▸ Required task
Locate each line containing the string "Performance" and copy it out.
*-*-*
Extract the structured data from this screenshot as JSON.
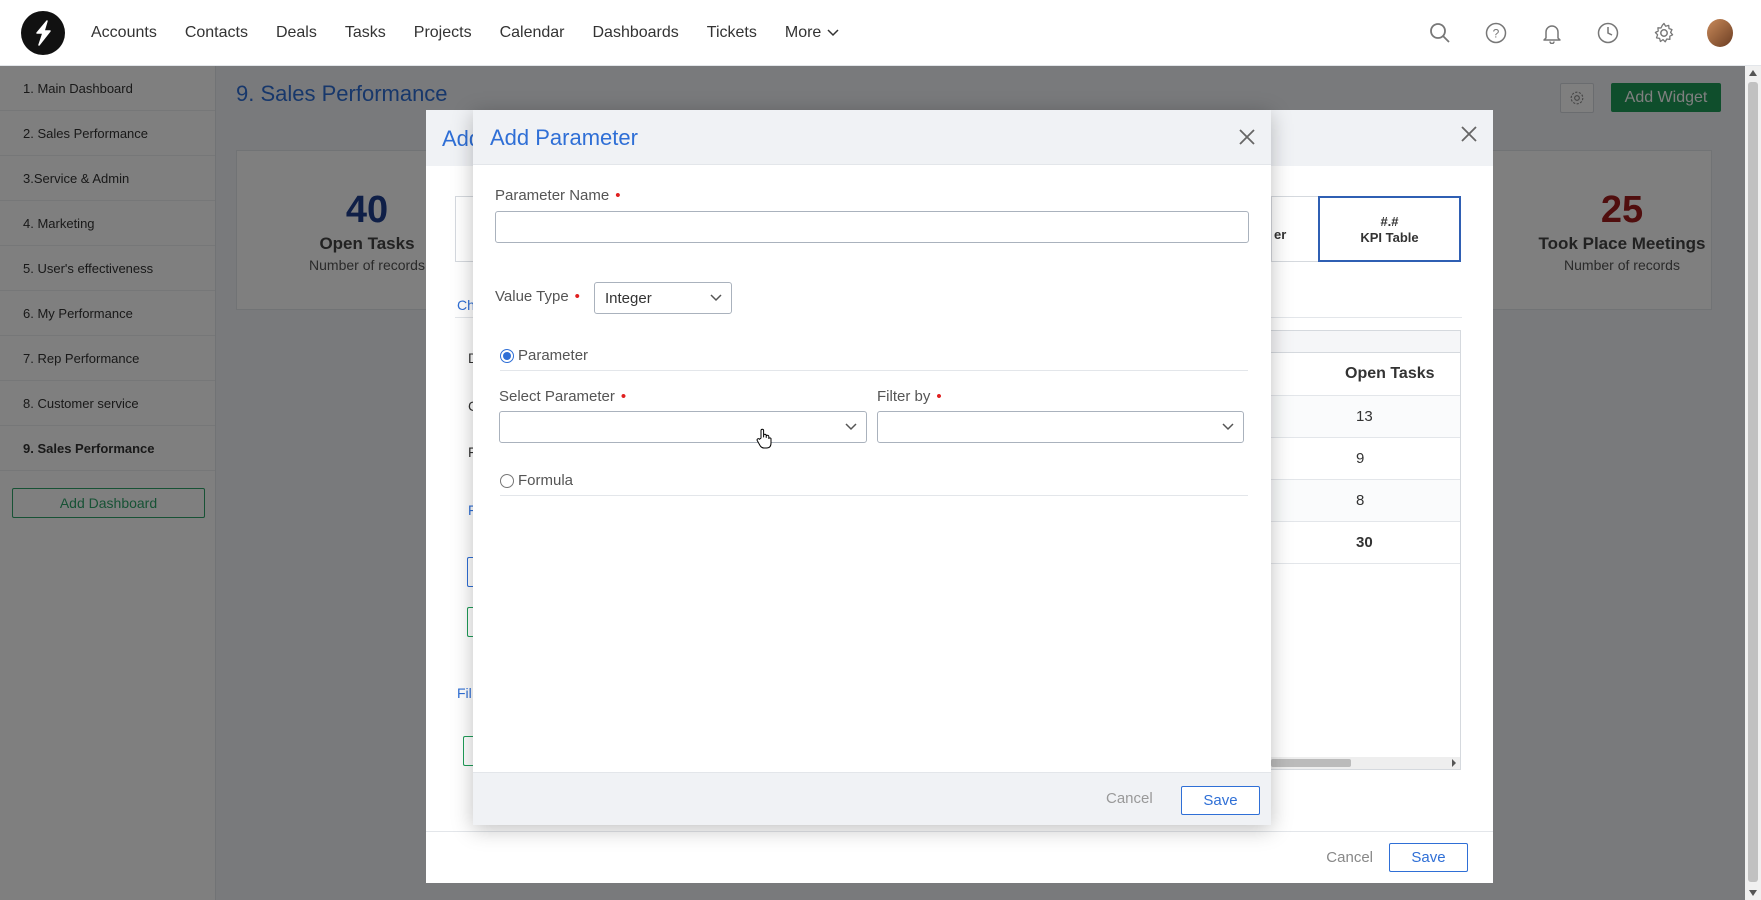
{
  "nav": {
    "items": [
      {
        "label": "Accounts"
      },
      {
        "label": "Contacts"
      },
      {
        "label": "Deals"
      },
      {
        "label": "Tasks"
      },
      {
        "label": "Projects"
      },
      {
        "label": "Calendar"
      },
      {
        "label": "Dashboards"
      },
      {
        "label": "Tickets"
      }
    ],
    "more_label": "More",
    "icons": [
      "search-icon",
      "help-icon",
      "bell-icon",
      "history-clock-icon",
      "gear-icon",
      "user-avatar"
    ]
  },
  "sidebar": {
    "items": [
      {
        "label": "1. Main Dashboard"
      },
      {
        "label": "2. Sales Performance"
      },
      {
        "label": "3.Service & Admin"
      },
      {
        "label": "4. Marketing"
      },
      {
        "label": "5. User's effectiveness"
      },
      {
        "label": "6. My Performance"
      },
      {
        "label": "7. Rep Performance"
      },
      {
        "label": "8. Customer service"
      },
      {
        "label": "9. Sales Performance"
      }
    ],
    "add_dashboard_label": "Add Dashboard"
  },
  "page": {
    "title": "9. Sales Performance",
    "add_widget_label": "Add Widget",
    "kpis": [
      {
        "value": "40",
        "label": "Open Tasks",
        "sub": "Number of records",
        "color": "#1f3f8f"
      },
      {
        "value": "25",
        "label": "Took Place Meetings",
        "sub": "Number of records",
        "color": "#a01c1c"
      }
    ]
  },
  "bg_modal": {
    "title_fragment": "Add",
    "tile_fragment": "er",
    "kpi_tile": {
      "symbol": "#.#",
      "label": "KPI Table"
    },
    "tab_fragment": "Ch",
    "letters": [
      "D",
      "C",
      "F",
      "F"
    ],
    "filter_fragment": "Fil",
    "table": {
      "header": "Open Tasks",
      "rows": [
        "13",
        "9",
        "8"
      ],
      "total": "30"
    },
    "cancel_label": "Cancel",
    "save_label": "Save"
  },
  "modal": {
    "title": "Add Parameter",
    "parameter_name_label": "Parameter Name",
    "parameter_name_value": "",
    "value_type_label": "Value Type",
    "value_type_selected": "Integer",
    "radio_parameter_label": "Parameter",
    "select_parameter_label": "Select Parameter",
    "select_parameter_value": "",
    "filter_by_label": "Filter by",
    "filter_by_value": "",
    "radio_formula_label": "Formula",
    "cancel_label": "Cancel",
    "save_label": "Save"
  },
  "colors": {
    "accent": "#2f6fd6",
    "success": "#1f9d58",
    "required": "#e02020"
  }
}
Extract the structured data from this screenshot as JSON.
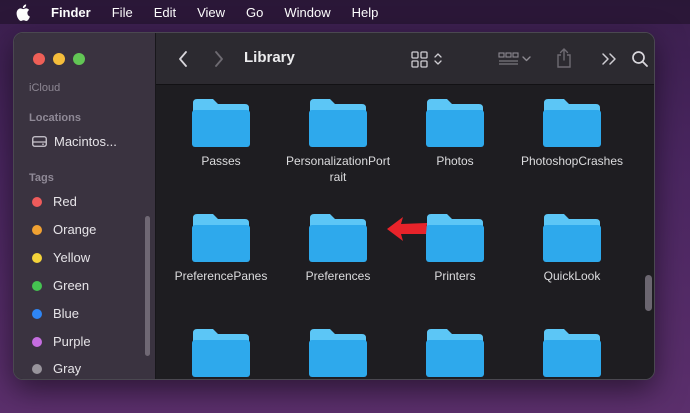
{
  "menubar": {
    "app": "Finder",
    "items": [
      "File",
      "Edit",
      "View",
      "Go",
      "Window",
      "Help"
    ]
  },
  "sidebar": {
    "faded_top": "iCloud",
    "locations_header": "Locations",
    "disk_label": "Macintos...",
    "tags_header": "Tags",
    "tags": [
      {
        "label": "Red",
        "color": "#ee5b5b"
      },
      {
        "label": "Orange",
        "color": "#f0a132"
      },
      {
        "label": "Yellow",
        "color": "#f4d33a"
      },
      {
        "label": "Green",
        "color": "#45c351"
      },
      {
        "label": "Blue",
        "color": "#2f86f5"
      },
      {
        "label": "Purple",
        "color": "#c56de0"
      },
      {
        "label": "Gray",
        "color": "#98949c"
      }
    ]
  },
  "toolbar": {
    "title": "Library",
    "icons": [
      "back-icon",
      "forward-icon",
      "view-grid-icon",
      "group-icon",
      "share-icon",
      "more-icon",
      "search-icon"
    ]
  },
  "folders": [
    {
      "label": "Passes"
    },
    {
      "label": "PersonalizationPortrait"
    },
    {
      "label": "Photos"
    },
    {
      "label": "PhotoshopCrashes"
    },
    {
      "label": "PreferencePanes"
    },
    {
      "label": "Preferences"
    },
    {
      "label": "Printers"
    },
    {
      "label": "QuickLook"
    },
    {
      "label": ""
    },
    {
      "label": ""
    },
    {
      "label": ""
    },
    {
      "label": ""
    }
  ],
  "colors": {
    "folder_top": "#58c3f5",
    "folder_body": "#2fa8ec",
    "annotation_arrow": "#e8232a"
  }
}
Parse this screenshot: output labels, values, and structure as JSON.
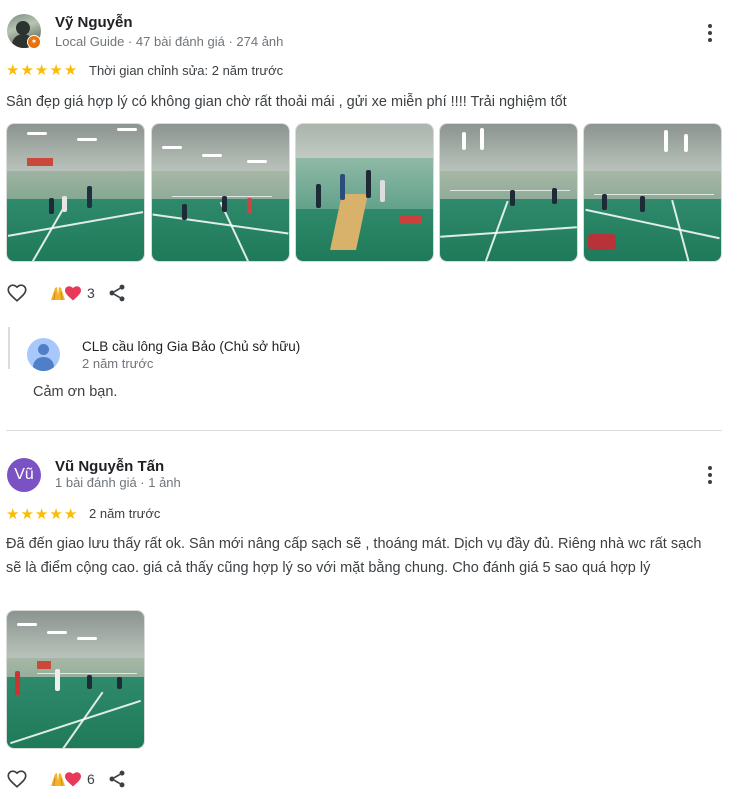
*-*-*
▸ Worked answer
        "label": "2. Sales Performance"
        "label": "6. My Performance"
        "label": "7. Rep Performance"
        "label": "9. Sales Performance"
    "title": "9. Sales Performance",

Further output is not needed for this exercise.